*Set task*. Edit the listing below so that every "[interactable]" becomes "[clickable]", and keep all other text the same.

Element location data
%%

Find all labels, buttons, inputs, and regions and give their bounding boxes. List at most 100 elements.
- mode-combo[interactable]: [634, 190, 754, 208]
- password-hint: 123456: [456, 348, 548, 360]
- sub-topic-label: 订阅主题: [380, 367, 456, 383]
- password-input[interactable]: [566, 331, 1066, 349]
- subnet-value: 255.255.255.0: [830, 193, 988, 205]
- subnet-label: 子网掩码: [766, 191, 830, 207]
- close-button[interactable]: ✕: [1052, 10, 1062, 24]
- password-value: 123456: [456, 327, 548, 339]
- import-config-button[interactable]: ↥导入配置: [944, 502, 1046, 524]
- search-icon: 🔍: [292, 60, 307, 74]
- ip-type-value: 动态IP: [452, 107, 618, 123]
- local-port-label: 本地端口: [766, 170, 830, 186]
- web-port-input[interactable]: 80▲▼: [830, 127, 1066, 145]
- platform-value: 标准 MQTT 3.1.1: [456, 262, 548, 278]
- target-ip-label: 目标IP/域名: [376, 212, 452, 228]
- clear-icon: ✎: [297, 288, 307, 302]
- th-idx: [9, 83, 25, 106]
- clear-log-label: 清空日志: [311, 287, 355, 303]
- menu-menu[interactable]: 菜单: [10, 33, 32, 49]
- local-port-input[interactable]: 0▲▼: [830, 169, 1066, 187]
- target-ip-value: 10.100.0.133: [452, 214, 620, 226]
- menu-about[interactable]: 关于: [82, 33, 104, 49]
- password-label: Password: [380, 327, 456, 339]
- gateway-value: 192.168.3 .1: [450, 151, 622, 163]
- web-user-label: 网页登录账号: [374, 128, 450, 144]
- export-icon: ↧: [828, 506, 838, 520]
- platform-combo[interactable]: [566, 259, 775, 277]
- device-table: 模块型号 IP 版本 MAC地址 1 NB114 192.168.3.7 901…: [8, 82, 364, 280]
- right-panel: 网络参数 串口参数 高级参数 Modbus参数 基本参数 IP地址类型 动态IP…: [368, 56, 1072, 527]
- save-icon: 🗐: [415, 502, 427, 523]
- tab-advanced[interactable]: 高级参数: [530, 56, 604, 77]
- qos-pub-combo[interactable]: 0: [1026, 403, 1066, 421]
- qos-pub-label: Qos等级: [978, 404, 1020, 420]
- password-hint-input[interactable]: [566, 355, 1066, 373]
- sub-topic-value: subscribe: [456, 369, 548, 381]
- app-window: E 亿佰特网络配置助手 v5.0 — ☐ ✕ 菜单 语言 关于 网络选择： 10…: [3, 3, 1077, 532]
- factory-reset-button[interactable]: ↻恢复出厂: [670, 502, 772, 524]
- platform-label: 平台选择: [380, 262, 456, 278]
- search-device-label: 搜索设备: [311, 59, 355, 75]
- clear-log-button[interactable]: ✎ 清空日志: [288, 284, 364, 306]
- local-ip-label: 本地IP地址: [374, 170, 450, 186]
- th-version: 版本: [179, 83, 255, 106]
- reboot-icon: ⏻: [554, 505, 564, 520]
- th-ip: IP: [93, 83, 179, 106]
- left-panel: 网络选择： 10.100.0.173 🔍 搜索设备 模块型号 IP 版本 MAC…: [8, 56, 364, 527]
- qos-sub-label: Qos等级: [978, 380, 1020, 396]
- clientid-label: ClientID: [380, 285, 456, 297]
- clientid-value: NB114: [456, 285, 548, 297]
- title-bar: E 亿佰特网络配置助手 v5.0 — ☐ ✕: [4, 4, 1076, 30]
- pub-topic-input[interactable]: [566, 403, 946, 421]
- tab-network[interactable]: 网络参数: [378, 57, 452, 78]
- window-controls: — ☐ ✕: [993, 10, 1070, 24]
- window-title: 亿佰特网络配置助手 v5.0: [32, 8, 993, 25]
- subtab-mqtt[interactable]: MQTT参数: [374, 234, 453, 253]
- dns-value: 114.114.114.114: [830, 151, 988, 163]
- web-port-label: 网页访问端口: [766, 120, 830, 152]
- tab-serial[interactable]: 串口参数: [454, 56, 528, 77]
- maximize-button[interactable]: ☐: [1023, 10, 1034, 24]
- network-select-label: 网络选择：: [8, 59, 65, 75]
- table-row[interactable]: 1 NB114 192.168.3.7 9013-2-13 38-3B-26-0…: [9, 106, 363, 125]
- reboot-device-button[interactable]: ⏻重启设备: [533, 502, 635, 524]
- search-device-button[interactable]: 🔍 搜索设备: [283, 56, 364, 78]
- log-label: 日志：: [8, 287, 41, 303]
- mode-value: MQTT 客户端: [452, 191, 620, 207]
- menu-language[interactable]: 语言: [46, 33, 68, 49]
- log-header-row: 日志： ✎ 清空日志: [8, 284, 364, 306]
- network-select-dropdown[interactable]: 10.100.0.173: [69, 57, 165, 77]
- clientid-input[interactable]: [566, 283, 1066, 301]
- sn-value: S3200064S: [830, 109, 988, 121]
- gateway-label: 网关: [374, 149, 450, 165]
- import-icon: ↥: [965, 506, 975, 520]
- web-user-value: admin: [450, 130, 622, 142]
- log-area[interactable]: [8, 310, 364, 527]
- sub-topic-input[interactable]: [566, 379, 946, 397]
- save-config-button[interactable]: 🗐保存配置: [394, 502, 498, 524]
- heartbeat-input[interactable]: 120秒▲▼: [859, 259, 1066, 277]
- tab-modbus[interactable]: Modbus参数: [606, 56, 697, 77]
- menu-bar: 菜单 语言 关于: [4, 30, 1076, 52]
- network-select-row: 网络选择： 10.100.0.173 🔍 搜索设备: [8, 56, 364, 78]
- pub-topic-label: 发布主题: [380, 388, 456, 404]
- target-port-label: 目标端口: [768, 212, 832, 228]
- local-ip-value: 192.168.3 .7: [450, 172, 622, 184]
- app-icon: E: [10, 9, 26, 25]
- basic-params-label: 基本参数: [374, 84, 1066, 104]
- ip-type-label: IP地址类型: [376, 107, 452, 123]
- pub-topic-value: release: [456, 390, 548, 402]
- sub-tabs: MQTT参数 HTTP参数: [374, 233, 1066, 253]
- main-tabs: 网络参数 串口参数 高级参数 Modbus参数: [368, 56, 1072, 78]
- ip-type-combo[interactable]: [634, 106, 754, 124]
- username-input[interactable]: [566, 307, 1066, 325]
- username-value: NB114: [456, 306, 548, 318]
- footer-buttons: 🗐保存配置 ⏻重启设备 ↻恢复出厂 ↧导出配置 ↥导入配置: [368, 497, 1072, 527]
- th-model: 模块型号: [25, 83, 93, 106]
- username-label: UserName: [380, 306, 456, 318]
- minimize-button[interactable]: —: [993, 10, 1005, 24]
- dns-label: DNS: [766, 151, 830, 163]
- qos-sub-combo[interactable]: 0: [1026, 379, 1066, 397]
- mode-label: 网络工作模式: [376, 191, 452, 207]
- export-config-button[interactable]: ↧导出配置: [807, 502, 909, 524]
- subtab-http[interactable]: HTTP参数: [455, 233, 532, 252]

%%

*Exercise solution*.
Find all labels, buttons, inputs, and regions and give their bounding boxes. List at most 100 elements.
- mode-combo[clickable]: [634, 190, 754, 208]
- password-hint: 123456: [456, 348, 548, 360]
- sub-topic-label: 订阅主题: [380, 367, 456, 383]
- password-input[clickable]: [566, 331, 1066, 349]
- subnet-value: 255.255.255.0: [830, 193, 988, 205]
- subnet-label: 子网掩码: [766, 191, 830, 207]
- close-button[clickable]: ✕: [1052, 10, 1062, 24]
- password-value: 123456: [456, 327, 548, 339]
- import-config-button[clickable]: ↥导入配置: [944, 502, 1046, 524]
- search-icon: 🔍: [292, 60, 307, 74]
- ip-type-value: 动态IP: [452, 107, 618, 123]
- local-port-label: 本地端口: [766, 170, 830, 186]
- web-port-input[clickable]: 80▲▼: [830, 127, 1066, 145]
- platform-value: 标准 MQTT 3.1.1: [456, 262, 548, 278]
- target-ip-label: 目标IP/域名: [376, 212, 452, 228]
- clear-icon: ✎: [297, 288, 307, 302]
- th-idx: [9, 83, 25, 106]
- clear-log-label: 清空日志: [311, 287, 355, 303]
- menu-menu[clickable]: 菜单: [10, 33, 32, 49]
- local-port-input[clickable]: 0▲▼: [830, 169, 1066, 187]
- target-ip-value: 10.100.0.133: [452, 214, 620, 226]
- menu-about[clickable]: 关于: [82, 33, 104, 49]
- password-label: Password: [380, 327, 456, 339]
- gateway-value: 192.168.3 .1: [450, 151, 622, 163]
- web-user-label: 网页登录账号: [374, 128, 450, 144]
- export-icon: ↧: [828, 506, 838, 520]
- platform-combo[clickable]: [566, 259, 775, 277]
- device-table: 模块型号 IP 版本 MAC地址 1 NB114 192.168.3.7 901…: [8, 82, 364, 280]
- right-panel: 网络参数 串口参数 高级参数 Modbus参数 基本参数 IP地址类型 动态IP…: [368, 56, 1072, 527]
- save-icon: 🗐: [415, 502, 427, 523]
- tab-advanced[clickable]: 高级参数: [530, 56, 604, 77]
- qos-pub-combo[clickable]: 0: [1026, 403, 1066, 421]
- qos-pub-label: Qos等级: [978, 404, 1020, 420]
- password-hint-input[clickable]: [566, 355, 1066, 373]
- sub-topic-value: subscribe: [456, 369, 548, 381]
- app-window: E 亿佰特网络配置助手 v5.0 — ☐ ✕ 菜单 语言 关于 网络选择： 10…: [3, 3, 1077, 532]
- factory-reset-button[clickable]: ↻恢复出厂: [670, 502, 772, 524]
- platform-label: 平台选择: [380, 262, 456, 278]
- search-device-label: 搜索设备: [311, 59, 355, 75]
- clear-log-button[clickable]: ✎ 清空日志: [288, 284, 364, 306]
- local-ip-label: 本地IP地址: [374, 170, 450, 186]
- th-version: 版本: [179, 83, 255, 106]
- reboot-icon: ⏻: [554, 505, 564, 520]
- th-ip: IP: [93, 83, 179, 106]
- left-panel: 网络选择： 10.100.0.173 🔍 搜索设备 模块型号 IP 版本 MAC…: [8, 56, 364, 527]
- qos-sub-label: Qos等级: [978, 380, 1020, 396]
- clientid-label: ClientID: [380, 285, 456, 297]
- clientid-value: NB114: [456, 285, 548, 297]
- title-bar: E 亿佰特网络配置助手 v5.0 — ☐ ✕: [4, 4, 1076, 30]
- pub-topic-input[clickable]: [566, 403, 946, 421]
- tab-network[clickable]: 网络参数: [378, 57, 452, 78]
- window-controls: — ☐ ✕: [993, 10, 1070, 24]
- window-title: 亿佰特网络配置助手 v5.0: [32, 8, 993, 25]
- subtab-mqtt[clickable]: MQTT参数: [374, 234, 453, 253]
- dns-value: 114.114.114.114: [830, 151, 988, 163]
- web-port-label: 网页访问端口: [766, 120, 830, 152]
- tab-serial[clickable]: 串口参数: [454, 56, 528, 77]
- maximize-button[clickable]: ☐: [1023, 10, 1034, 24]
- network-select-label: 网络选择：: [8, 59, 65, 75]
- table-row[clickable]: 1 NB114 192.168.3.7 9013-2-13 38-3B-26-0…: [9, 106, 363, 125]
- reboot-device-button[clickable]: ⏻重启设备: [533, 502, 635, 524]
- search-device-button[clickable]: 🔍 搜索设备: [283, 56, 364, 78]
- log-label: 日志：: [8, 287, 41, 303]
- mode-value: MQTT 客户端: [452, 191, 620, 207]
- menu-language[clickable]: 语言: [46, 33, 68, 49]
- log-header-row: 日志： ✎ 清空日志: [8, 284, 364, 306]
- network-select-dropdown[clickable]: 10.100.0.173: [69, 57, 165, 77]
- clientid-input[clickable]: [566, 283, 1066, 301]
- sn-value: S3200064S: [830, 109, 988, 121]
- gateway-label: 网关: [374, 149, 450, 165]
- import-icon: ↥: [965, 506, 975, 520]
- web-user-value: admin: [450, 130, 622, 142]
- log-area[clickable]: [8, 310, 364, 527]
- sub-topic-input[clickable]: [566, 379, 946, 397]
- save-config-button[clickable]: 🗐保存配置: [394, 502, 498, 524]
- heartbeat-input[clickable]: 120秒▲▼: [859, 259, 1066, 277]
- tab-modbus[clickable]: Modbus参数: [606, 56, 697, 77]
- menu-bar: 菜单 语言 关于: [4, 30, 1076, 52]
- network-select-row: 网络选择： 10.100.0.173 🔍 搜索设备: [8, 56, 364, 78]
- pub-topic-label: 发布主题: [380, 388, 456, 404]
- target-port-label: 目标端口: [768, 212, 832, 228]
- local-ip-value: 192.168.3 .7: [450, 172, 622, 184]
- app-icon: E: [10, 9, 26, 25]
- basic-params-label: 基本参数: [374, 84, 1066, 104]
- ip-type-label: IP地址类型: [376, 107, 452, 123]
- pub-topic-value: release: [456, 390, 548, 402]
- sub-tabs: MQTT参数 HTTP参数: [374, 233, 1066, 253]
- main-tabs: 网络参数 串口参数 高级参数 Modbus参数: [368, 56, 1072, 78]
- ip-type-combo[clickable]: [634, 106, 754, 124]
- username-input[clickable]: [566, 307, 1066, 325]
- username-value: NB114: [456, 306, 548, 318]
- footer-buttons: 🗐保存配置 ⏻重启设备 ↻恢复出厂 ↧导出配置 ↥导入配置: [368, 497, 1072, 527]
- th-model: 模块型号: [25, 83, 93, 106]
- username-label: UserName: [380, 306, 456, 318]
- minimize-button[clickable]: —: [993, 10, 1005, 24]
- dns-label: DNS: [766, 151, 830, 163]
- qos-sub-combo[clickable]: 0: [1026, 379, 1066, 397]
- mode-label: 网络工作模式: [376, 191, 452, 207]
- export-config-button[clickable]: ↧导出配置: [807, 502, 909, 524]
- subtab-http[clickable]: HTTP参数: [455, 233, 532, 252]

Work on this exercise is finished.